_Trecho selecionado_.
***
Ao completar
o meu quarto aniversário, morando com minha madrinha Olímpia, fui mandado à
escola do professor João da Matta, em Cristina, onde nada aprendi, nem as
letras do alfabeto.
Passava o
tempo todo na aula de boca aberta chupando o dedo, despreocupado e indiferente
ao ABC, cuja carta, um suplício para mim, vivia amarrotada entre as minhas mãos
sujas e suadas.
Deixavam-me
crescer os cabelos e sobre eles, davam um laço de fita adornando-os. Isto me
valeu a alcunha de “Chico Muié”, com a qual eu ficava furioso.
Um dia,
estava na escola sentado no banco de lado da parede, de costas para a rua, com
a boca aberta, como de costume, e com a terrível carta de ABC machucada entre
os dedos das mãos suadas, quando uma mosca vadia e malandra, sem mais
cerimônia, encontrando-a escancarada, embarafustou por ela adentro, e lá se foi
ao estômago. Vomitei a valer.
O professor
mandou-me, por um dos colegas, à casa, onde recebi tremenda vaia, e me
crismaram com um novo apelido: “boca aberta”.
Prometi a
mim mesmo corrigir-me. Nessa escola nada aprendi, e dela guardo breves
recordações, apenas traços da minha passagem.
Com a
minha saída da escola do professor Matta, mandaram-me para o professor Juvenal
José de Souza, onde já estavam os irmãos Pio e Manoel, como alunos internos.
Nessa fase
da minha vida, minha avó Justina tinha se mudado de Chapada e morava no
caminho, no Engenho D’água, em casa feita para ela especialmente, por meu pai.
Olímpia, porém, residia com minha família.
***
_Excertos do material_.
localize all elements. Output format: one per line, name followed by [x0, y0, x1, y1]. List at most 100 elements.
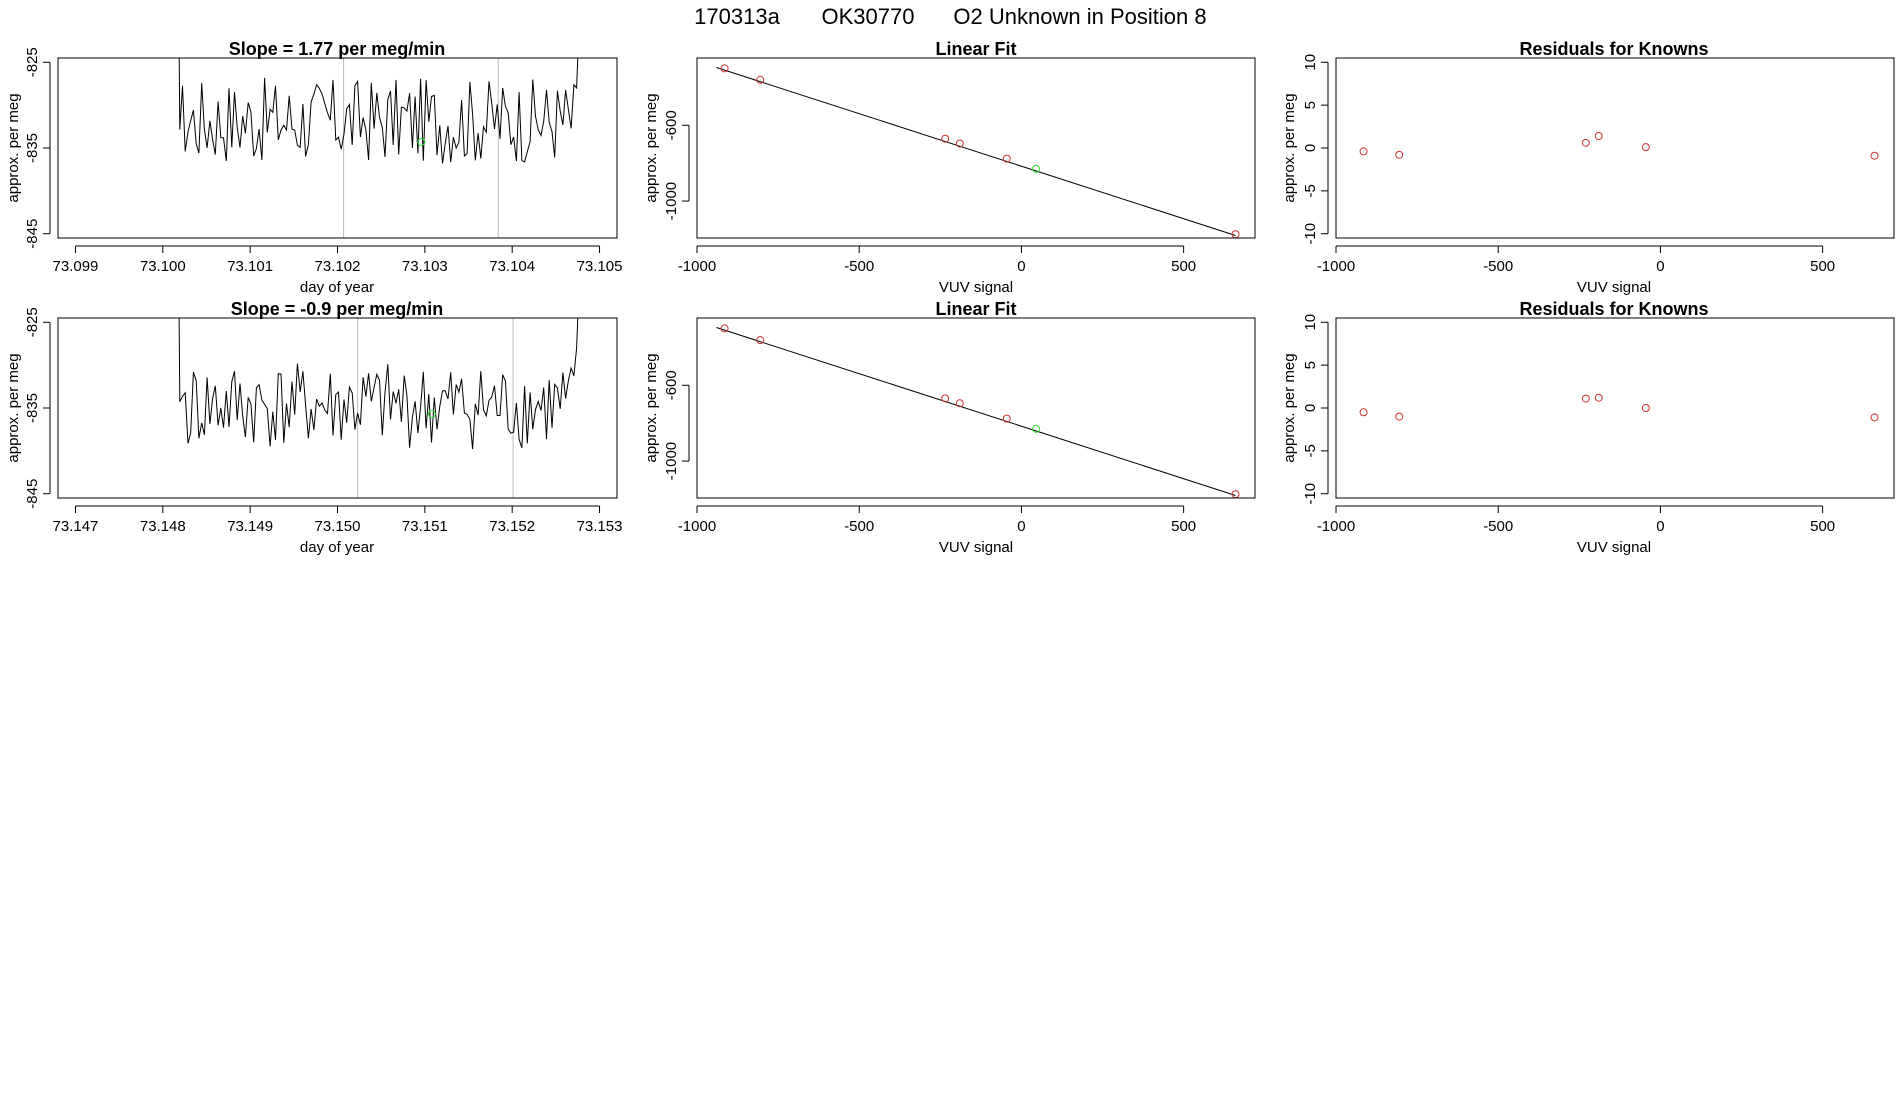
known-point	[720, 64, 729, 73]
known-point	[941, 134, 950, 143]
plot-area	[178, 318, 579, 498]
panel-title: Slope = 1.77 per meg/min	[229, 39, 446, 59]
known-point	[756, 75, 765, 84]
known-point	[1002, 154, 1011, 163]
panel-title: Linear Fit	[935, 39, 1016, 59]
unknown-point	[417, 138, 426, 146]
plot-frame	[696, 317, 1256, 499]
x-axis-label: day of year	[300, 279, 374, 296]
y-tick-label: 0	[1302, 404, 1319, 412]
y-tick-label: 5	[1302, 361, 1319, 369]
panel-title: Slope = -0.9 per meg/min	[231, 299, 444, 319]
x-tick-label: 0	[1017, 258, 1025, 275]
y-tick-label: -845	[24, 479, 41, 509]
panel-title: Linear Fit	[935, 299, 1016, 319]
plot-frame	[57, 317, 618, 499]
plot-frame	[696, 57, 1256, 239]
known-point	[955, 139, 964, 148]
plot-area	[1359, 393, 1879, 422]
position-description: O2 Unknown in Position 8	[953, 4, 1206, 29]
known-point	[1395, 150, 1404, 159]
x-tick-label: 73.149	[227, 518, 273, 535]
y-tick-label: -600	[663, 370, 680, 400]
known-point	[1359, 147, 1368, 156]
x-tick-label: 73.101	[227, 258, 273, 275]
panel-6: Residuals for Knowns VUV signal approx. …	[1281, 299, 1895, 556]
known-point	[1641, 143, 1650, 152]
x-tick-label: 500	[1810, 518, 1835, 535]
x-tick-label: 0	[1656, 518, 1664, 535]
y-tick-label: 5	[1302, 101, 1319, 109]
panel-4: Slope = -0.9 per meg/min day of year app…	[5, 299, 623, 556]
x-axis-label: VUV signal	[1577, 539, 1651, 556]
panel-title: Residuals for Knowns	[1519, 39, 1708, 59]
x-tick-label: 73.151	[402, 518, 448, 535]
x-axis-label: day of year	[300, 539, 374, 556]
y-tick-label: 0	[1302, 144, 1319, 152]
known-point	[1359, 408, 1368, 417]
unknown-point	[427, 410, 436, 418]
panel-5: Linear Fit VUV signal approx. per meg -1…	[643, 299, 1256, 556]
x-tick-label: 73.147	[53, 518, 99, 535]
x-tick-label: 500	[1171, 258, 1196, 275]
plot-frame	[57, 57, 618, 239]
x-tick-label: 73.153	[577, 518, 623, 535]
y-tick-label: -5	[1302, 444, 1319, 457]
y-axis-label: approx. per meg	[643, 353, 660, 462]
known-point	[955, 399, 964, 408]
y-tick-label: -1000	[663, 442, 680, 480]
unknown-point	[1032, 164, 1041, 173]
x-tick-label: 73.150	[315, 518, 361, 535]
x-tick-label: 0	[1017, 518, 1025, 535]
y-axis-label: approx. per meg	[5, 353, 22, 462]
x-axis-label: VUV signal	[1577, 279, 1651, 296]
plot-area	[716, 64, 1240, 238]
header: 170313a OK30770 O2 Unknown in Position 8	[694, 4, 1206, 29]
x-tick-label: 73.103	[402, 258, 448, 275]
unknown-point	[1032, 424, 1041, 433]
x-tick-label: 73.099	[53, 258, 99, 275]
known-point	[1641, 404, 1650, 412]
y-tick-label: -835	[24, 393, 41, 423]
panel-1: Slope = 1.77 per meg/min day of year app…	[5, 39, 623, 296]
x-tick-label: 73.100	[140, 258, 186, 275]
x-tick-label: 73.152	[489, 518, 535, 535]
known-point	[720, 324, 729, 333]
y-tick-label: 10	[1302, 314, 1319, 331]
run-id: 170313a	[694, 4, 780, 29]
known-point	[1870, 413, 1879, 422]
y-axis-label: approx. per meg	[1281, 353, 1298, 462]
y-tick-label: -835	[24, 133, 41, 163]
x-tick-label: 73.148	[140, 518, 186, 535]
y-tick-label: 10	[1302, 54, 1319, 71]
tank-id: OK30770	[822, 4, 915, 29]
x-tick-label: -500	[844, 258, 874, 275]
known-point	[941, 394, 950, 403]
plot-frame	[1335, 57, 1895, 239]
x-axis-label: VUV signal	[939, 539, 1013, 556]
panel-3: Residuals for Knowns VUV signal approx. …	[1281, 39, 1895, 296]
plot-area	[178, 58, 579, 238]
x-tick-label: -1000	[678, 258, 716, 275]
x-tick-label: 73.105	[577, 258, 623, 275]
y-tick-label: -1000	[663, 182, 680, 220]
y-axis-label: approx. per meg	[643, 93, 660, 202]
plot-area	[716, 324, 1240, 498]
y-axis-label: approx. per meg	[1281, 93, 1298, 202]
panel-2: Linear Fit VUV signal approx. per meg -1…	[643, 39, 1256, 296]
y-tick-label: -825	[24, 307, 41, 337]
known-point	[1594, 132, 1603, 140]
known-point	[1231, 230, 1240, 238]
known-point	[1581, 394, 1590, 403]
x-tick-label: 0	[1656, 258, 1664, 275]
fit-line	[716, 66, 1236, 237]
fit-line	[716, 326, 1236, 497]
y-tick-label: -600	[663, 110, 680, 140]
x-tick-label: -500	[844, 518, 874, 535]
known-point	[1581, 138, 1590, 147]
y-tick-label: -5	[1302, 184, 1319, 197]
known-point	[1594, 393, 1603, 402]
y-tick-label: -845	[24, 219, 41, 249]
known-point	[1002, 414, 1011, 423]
***
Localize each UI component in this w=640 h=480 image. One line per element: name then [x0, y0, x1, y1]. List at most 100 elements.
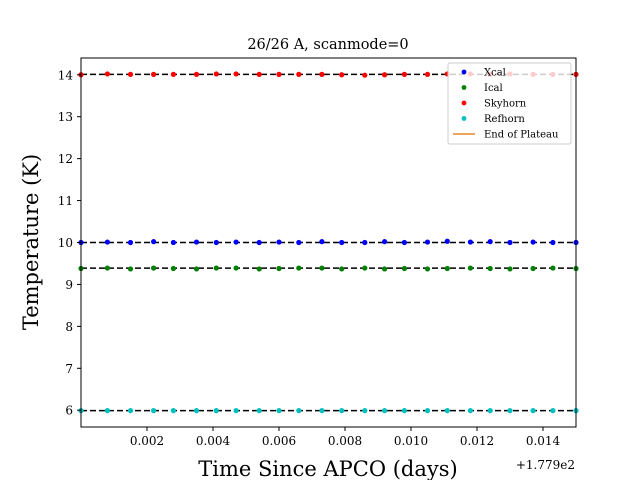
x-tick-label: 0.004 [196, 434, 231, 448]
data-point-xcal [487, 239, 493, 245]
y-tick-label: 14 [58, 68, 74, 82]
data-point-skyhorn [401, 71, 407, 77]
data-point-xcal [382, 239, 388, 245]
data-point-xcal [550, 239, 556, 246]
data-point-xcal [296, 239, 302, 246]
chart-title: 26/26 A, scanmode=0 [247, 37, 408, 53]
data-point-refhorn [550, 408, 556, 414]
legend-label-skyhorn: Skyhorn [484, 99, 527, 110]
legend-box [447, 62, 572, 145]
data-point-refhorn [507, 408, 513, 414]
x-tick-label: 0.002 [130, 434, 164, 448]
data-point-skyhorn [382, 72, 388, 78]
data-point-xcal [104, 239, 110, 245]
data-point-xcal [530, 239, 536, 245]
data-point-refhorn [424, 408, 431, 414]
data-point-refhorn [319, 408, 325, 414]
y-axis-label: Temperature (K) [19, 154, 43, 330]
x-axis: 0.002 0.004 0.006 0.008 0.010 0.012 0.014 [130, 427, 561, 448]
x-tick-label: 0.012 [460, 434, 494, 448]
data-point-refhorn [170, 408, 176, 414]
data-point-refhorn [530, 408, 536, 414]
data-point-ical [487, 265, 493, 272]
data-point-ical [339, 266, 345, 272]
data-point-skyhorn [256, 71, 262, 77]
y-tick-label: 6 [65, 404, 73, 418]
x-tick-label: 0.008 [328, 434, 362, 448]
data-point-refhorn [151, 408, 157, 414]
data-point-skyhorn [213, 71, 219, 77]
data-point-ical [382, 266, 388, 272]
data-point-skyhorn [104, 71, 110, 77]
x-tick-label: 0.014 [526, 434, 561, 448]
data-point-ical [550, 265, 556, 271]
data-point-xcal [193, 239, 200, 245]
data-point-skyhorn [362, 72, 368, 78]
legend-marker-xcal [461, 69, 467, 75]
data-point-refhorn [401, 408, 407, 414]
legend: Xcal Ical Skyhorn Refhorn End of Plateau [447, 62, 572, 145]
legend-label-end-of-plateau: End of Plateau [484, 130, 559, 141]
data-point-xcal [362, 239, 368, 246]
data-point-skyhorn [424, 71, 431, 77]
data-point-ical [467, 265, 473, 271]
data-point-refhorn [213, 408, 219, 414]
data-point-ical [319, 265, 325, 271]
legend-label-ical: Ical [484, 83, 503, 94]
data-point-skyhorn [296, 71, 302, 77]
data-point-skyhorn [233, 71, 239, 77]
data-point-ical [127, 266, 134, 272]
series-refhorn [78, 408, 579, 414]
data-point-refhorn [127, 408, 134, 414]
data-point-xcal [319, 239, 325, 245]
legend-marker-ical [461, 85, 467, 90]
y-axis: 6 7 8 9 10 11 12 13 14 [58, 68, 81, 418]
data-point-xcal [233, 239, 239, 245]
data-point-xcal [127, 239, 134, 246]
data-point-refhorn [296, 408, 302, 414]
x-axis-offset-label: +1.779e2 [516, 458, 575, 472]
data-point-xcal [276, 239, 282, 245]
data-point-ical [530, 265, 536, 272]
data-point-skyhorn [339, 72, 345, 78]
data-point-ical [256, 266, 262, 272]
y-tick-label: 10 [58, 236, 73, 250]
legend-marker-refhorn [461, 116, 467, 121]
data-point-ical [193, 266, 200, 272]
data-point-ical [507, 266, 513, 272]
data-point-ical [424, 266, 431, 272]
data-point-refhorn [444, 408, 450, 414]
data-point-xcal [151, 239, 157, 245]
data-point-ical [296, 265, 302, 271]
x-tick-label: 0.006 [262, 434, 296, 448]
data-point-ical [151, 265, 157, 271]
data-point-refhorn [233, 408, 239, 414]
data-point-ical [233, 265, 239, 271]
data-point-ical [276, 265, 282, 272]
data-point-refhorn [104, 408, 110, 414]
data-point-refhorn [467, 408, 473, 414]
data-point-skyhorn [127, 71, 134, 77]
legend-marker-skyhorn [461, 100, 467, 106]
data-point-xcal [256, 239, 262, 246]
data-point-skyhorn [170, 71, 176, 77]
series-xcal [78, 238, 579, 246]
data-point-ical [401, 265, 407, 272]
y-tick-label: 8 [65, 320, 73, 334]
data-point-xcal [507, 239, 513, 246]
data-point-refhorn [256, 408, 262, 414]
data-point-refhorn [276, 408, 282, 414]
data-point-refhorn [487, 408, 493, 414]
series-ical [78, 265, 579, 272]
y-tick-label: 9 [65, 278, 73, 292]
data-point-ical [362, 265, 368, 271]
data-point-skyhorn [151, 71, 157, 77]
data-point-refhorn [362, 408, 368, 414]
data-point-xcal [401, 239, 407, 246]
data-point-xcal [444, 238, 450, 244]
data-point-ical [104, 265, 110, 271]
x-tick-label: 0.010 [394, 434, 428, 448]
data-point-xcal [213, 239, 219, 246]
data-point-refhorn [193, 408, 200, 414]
***
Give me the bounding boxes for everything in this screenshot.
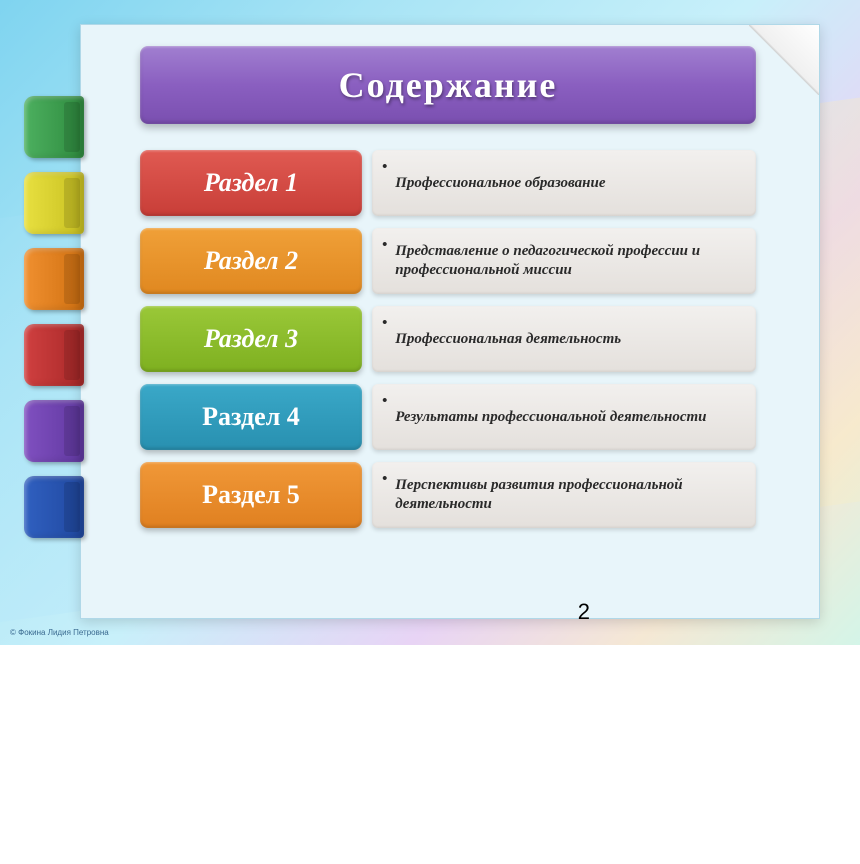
***
_Exercícios_.
1. Transcreva do trecho selecionado a passagem que começa em "Ao completar" e segue até "eu ficava furioso.".
2. Responda com base no trecho selecionado:
(a) Que novo apelido foi dado depois do episódio da mosca?
(b) Onde morava a avó Justina nessa fase?
(c) Quais irmãos já estavam como alunos internos na escola do professor Juvenal José de Souza?

_Respostas_.
1.
Ao completar
o meu quarto aniversário, morando com minha madrinha Olímpia, fui mandado à
escola do professor João da Matta, em Cristina, onde nada aprendi, nem as
letras do alfabeto.
Passava o
tempo todo na aula de boca aberta chupando o dedo, despreocupado e indiferente
ao ABC, cuja carta, um suplício para mim, vivia amarrotada entre as minhas mãos
sujas e suadas.
Deixavam-me
crescer os cabelos e sobre eles, davam um laço de fita adornando-os. Isto me
valeu a alcunha de “Chico Muié”, com a qual eu ficava furioso.

2.
(a) “Boca aberta”.
(b) No Engenho D’água.
(c) Pio e Manoel.